**Stated goal**
Output every entry exactly as written, skipping any pictures.

**Data to use**
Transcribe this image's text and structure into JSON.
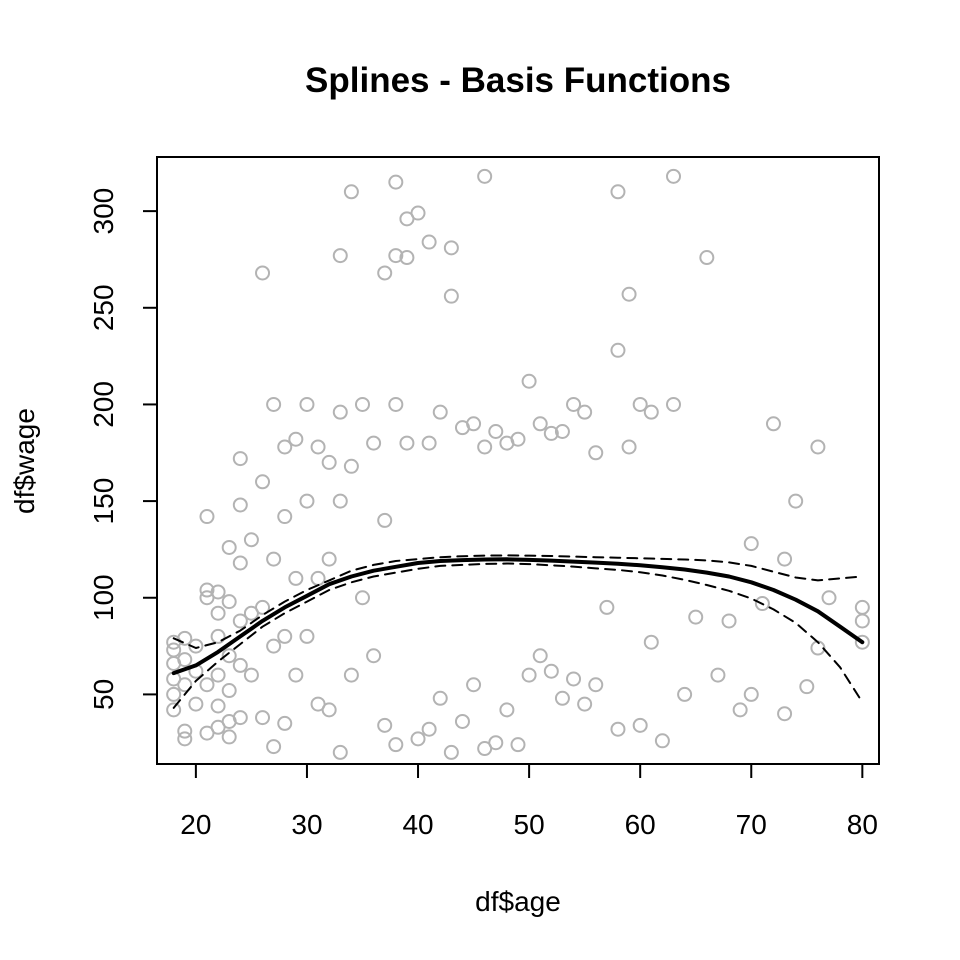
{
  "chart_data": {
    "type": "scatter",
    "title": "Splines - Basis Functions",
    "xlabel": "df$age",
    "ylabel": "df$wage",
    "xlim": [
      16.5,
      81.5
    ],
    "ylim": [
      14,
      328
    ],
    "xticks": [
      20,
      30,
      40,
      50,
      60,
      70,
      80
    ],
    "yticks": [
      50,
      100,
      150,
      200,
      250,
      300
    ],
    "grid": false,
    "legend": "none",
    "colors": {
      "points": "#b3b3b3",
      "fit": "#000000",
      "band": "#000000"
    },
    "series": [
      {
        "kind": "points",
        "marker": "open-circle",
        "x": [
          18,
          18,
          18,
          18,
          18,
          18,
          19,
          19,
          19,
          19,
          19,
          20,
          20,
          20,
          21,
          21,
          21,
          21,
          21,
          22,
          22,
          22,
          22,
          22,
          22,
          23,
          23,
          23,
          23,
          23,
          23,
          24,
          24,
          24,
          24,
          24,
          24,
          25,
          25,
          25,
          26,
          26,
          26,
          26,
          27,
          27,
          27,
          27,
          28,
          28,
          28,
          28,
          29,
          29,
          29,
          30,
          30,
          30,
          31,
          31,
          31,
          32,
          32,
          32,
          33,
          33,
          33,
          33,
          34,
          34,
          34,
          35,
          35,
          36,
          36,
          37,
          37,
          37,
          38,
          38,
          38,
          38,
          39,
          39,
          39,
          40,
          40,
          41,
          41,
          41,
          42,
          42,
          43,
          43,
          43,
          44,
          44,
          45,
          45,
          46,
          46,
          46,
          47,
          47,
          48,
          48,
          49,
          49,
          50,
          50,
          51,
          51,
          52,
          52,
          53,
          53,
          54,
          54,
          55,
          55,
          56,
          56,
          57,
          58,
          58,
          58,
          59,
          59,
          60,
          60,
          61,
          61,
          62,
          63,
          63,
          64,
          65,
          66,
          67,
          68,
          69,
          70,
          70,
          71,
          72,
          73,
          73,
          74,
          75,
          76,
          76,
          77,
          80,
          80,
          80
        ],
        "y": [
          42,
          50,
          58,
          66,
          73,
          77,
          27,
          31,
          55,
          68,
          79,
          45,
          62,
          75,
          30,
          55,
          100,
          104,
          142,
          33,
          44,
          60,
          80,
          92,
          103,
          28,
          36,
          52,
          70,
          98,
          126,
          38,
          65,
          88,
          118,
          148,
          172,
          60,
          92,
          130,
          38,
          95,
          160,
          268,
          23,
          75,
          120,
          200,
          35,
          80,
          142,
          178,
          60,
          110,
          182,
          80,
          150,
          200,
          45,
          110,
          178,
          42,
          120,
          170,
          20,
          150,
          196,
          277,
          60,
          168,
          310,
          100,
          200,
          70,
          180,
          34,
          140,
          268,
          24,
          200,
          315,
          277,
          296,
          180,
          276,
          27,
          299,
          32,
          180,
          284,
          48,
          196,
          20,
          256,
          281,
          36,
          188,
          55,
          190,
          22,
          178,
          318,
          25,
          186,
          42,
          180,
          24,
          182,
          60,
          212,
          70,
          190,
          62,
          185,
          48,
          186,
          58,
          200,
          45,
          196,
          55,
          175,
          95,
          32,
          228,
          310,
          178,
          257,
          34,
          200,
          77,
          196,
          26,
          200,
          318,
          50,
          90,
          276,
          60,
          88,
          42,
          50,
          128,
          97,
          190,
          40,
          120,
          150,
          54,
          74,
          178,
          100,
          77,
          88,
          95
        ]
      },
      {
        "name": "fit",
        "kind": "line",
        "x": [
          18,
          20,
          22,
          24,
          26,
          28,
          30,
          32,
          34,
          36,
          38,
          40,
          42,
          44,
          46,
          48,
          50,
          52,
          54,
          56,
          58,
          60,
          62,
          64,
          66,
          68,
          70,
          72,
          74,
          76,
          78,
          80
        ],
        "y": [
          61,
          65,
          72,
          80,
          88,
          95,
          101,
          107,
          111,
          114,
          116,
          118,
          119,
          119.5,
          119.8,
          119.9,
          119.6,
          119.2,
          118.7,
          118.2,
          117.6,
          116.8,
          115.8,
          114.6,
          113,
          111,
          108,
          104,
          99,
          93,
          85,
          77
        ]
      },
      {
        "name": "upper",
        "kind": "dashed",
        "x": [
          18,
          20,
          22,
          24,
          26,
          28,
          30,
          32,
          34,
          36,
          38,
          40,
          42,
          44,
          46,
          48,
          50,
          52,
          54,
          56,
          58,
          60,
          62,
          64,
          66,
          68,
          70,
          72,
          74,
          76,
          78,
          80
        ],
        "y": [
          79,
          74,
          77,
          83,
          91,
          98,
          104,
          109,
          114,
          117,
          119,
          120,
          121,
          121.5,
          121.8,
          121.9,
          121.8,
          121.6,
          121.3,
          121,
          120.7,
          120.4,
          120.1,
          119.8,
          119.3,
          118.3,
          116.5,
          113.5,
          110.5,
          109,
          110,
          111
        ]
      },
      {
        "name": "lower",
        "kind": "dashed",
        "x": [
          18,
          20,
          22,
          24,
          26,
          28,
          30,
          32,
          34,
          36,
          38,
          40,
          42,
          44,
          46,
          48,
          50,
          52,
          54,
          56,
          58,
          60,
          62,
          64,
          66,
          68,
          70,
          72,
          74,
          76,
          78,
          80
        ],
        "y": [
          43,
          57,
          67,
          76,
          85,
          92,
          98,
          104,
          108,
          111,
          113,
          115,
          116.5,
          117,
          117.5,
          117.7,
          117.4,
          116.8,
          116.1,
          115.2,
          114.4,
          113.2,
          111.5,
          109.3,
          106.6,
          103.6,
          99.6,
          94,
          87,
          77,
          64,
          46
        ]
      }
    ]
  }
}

**Expected answer**
Transcribe this image's text and structure into JSON.
{
  "chart_data": {
    "type": "scatter",
    "title": "Splines - Basis Functions",
    "xlabel": "df$age",
    "ylabel": "df$wage",
    "xlim": [
      16.5,
      81.5
    ],
    "ylim": [
      14,
      328
    ],
    "xticks": [
      20,
      30,
      40,
      50,
      60,
      70,
      80
    ],
    "yticks": [
      50,
      100,
      150,
      200,
      250,
      300
    ],
    "grid": false,
    "legend": "none",
    "colors": {
      "points": "#b3b3b3",
      "fit": "#000000",
      "band": "#000000"
    },
    "series": [
      {
        "kind": "points",
        "marker": "open-circle",
        "x": [
          18,
          18,
          18,
          18,
          18,
          18,
          19,
          19,
          19,
          19,
          19,
          20,
          20,
          20,
          21,
          21,
          21,
          21,
          21,
          22,
          22,
          22,
          22,
          22,
          22,
          23,
          23,
          23,
          23,
          23,
          23,
          24,
          24,
          24,
          24,
          24,
          24,
          25,
          25,
          25,
          26,
          26,
          26,
          26,
          27,
          27,
          27,
          27,
          28,
          28,
          28,
          28,
          29,
          29,
          29,
          30,
          30,
          30,
          31,
          31,
          31,
          32,
          32,
          32,
          33,
          33,
          33,
          33,
          34,
          34,
          34,
          35,
          35,
          36,
          36,
          37,
          37,
          37,
          38,
          38,
          38,
          38,
          39,
          39,
          39,
          40,
          40,
          41,
          41,
          41,
          42,
          42,
          43,
          43,
          43,
          44,
          44,
          45,
          45,
          46,
          46,
          46,
          47,
          47,
          48,
          48,
          49,
          49,
          50,
          50,
          51,
          51,
          52,
          52,
          53,
          53,
          54,
          54,
          55,
          55,
          56,
          56,
          57,
          58,
          58,
          58,
          59,
          59,
          60,
          60,
          61,
          61,
          62,
          63,
          63,
          64,
          65,
          66,
          67,
          68,
          69,
          70,
          70,
          71,
          72,
          73,
          73,
          74,
          75,
          76,
          76,
          77,
          80,
          80,
          80
        ],
        "y": [
          42,
          50,
          58,
          66,
          73,
          77,
          27,
          31,
          55,
          68,
          79,
          45,
          62,
          75,
          30,
          55,
          100,
          104,
          142,
          33,
          44,
          60,
          80,
          92,
          103,
          28,
          36,
          52,
          70,
          98,
          126,
          38,
          65,
          88,
          118,
          148,
          172,
          60,
          92,
          130,
          38,
          95,
          160,
          268,
          23,
          75,
          120,
          200,
          35,
          80,
          142,
          178,
          60,
          110,
          182,
          80,
          150,
          200,
          45,
          110,
          178,
          42,
          120,
          170,
          20,
          150,
          196,
          277,
          60,
          168,
          310,
          100,
          200,
          70,
          180,
          34,
          140,
          268,
          24,
          200,
          315,
          277,
          296,
          180,
          276,
          27,
          299,
          32,
          180,
          284,
          48,
          196,
          20,
          256,
          281,
          36,
          188,
          55,
          190,
          22,
          178,
          318,
          25,
          186,
          42,
          180,
          24,
          182,
          60,
          212,
          70,
          190,
          62,
          185,
          48,
          186,
          58,
          200,
          45,
          196,
          55,
          175,
          95,
          32,
          228,
          310,
          178,
          257,
          34,
          200,
          77,
          196,
          26,
          200,
          318,
          50,
          90,
          276,
          60,
          88,
          42,
          50,
          128,
          97,
          190,
          40,
          120,
          150,
          54,
          74,
          178,
          100,
          77,
          88,
          95
        ]
      },
      {
        "name": "fit",
        "kind": "line",
        "x": [
          18,
          20,
          22,
          24,
          26,
          28,
          30,
          32,
          34,
          36,
          38,
          40,
          42,
          44,
          46,
          48,
          50,
          52,
          54,
          56,
          58,
          60,
          62,
          64,
          66,
          68,
          70,
          72,
          74,
          76,
          78,
          80
        ],
        "y": [
          61,
          65,
          72,
          80,
          88,
          95,
          101,
          107,
          111,
          114,
          116,
          118,
          119,
          119.5,
          119.8,
          119.9,
          119.6,
          119.2,
          118.7,
          118.2,
          117.6,
          116.8,
          115.8,
          114.6,
          113,
          111,
          108,
          104,
          99,
          93,
          85,
          77
        ]
      },
      {
        "name": "upper",
        "kind": "dashed",
        "x": [
          18,
          20,
          22,
          24,
          26,
          28,
          30,
          32,
          34,
          36,
          38,
          40,
          42,
          44,
          46,
          48,
          50,
          52,
          54,
          56,
          58,
          60,
          62,
          64,
          66,
          68,
          70,
          72,
          74,
          76,
          78,
          80
        ],
        "y": [
          79,
          74,
          77,
          83,
          91,
          98,
          104,
          109,
          114,
          117,
          119,
          120,
          121,
          121.5,
          121.8,
          121.9,
          121.8,
          121.6,
          121.3,
          121,
          120.7,
          120.4,
          120.1,
          119.8,
          119.3,
          118.3,
          116.5,
          113.5,
          110.5,
          109,
          110,
          111
        ]
      },
      {
        "name": "lower",
        "kind": "dashed",
        "x": [
          18,
          20,
          22,
          24,
          26,
          28,
          30,
          32,
          34,
          36,
          38,
          40,
          42,
          44,
          46,
          48,
          50,
          52,
          54,
          56,
          58,
          60,
          62,
          64,
          66,
          68,
          70,
          72,
          74,
          76,
          78,
          80
        ],
        "y": [
          43,
          57,
          67,
          76,
          85,
          92,
          98,
          104,
          108,
          111,
          113,
          115,
          116.5,
          117,
          117.5,
          117.7,
          117.4,
          116.8,
          116.1,
          115.2,
          114.4,
          113.2,
          111.5,
          109.3,
          106.6,
          103.6,
          99.6,
          94,
          87,
          77,
          64,
          46
        ]
      }
    ]
  }
}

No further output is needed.